• [Exercise prompt] Gather from the listing below each line that includes the word "text", and copy it.

• [Entries]
____________________

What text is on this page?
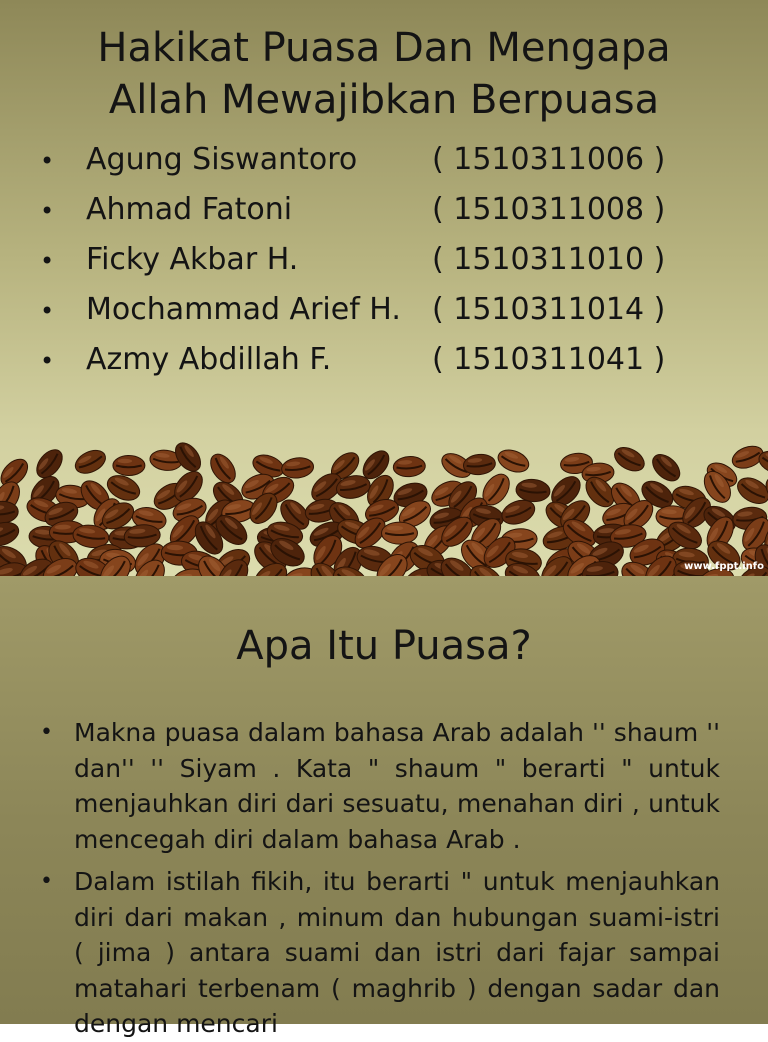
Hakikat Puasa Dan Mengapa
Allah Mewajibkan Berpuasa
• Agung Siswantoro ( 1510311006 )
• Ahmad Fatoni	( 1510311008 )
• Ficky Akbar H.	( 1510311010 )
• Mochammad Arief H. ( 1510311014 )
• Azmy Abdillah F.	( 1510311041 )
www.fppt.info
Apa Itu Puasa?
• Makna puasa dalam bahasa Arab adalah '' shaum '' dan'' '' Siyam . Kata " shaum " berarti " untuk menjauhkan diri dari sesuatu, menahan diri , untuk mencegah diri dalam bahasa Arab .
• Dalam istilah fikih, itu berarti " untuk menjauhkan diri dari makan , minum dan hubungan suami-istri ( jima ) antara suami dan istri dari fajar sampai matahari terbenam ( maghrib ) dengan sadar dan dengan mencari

____________________

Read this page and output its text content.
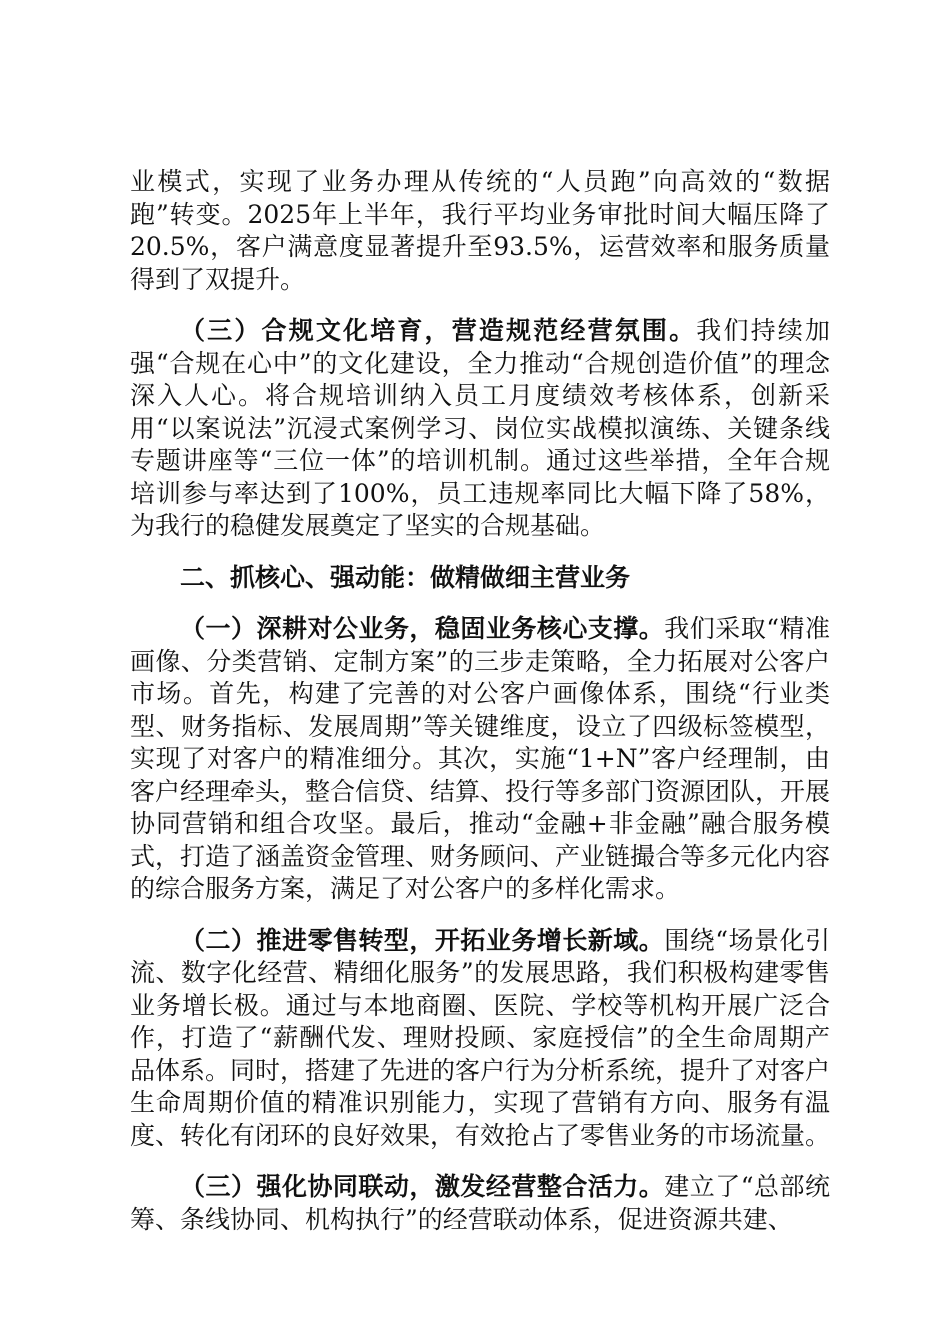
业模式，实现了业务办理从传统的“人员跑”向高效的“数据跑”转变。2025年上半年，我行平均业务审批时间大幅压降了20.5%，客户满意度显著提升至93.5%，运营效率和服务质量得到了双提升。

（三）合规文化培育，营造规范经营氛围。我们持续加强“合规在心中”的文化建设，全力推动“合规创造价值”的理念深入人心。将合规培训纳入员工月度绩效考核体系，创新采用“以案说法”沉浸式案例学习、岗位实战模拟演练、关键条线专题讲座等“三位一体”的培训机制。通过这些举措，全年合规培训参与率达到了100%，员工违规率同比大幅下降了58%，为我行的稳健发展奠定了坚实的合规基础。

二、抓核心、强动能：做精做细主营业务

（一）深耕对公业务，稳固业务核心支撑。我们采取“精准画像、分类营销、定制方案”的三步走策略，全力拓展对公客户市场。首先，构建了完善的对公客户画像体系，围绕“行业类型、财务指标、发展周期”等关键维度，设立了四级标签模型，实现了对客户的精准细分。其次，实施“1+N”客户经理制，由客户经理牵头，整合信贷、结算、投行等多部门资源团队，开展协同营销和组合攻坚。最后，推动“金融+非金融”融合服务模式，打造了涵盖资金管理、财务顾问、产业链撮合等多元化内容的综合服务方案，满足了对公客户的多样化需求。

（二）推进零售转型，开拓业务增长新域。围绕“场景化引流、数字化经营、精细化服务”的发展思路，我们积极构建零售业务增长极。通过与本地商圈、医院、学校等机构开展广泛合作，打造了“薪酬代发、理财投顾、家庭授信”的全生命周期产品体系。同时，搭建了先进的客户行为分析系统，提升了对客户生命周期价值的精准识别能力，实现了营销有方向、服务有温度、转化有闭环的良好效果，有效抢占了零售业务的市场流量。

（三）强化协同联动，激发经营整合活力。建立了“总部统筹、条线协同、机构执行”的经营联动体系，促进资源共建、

____________________

• [Final result]
What text is on this page?
Read this page and output its text content.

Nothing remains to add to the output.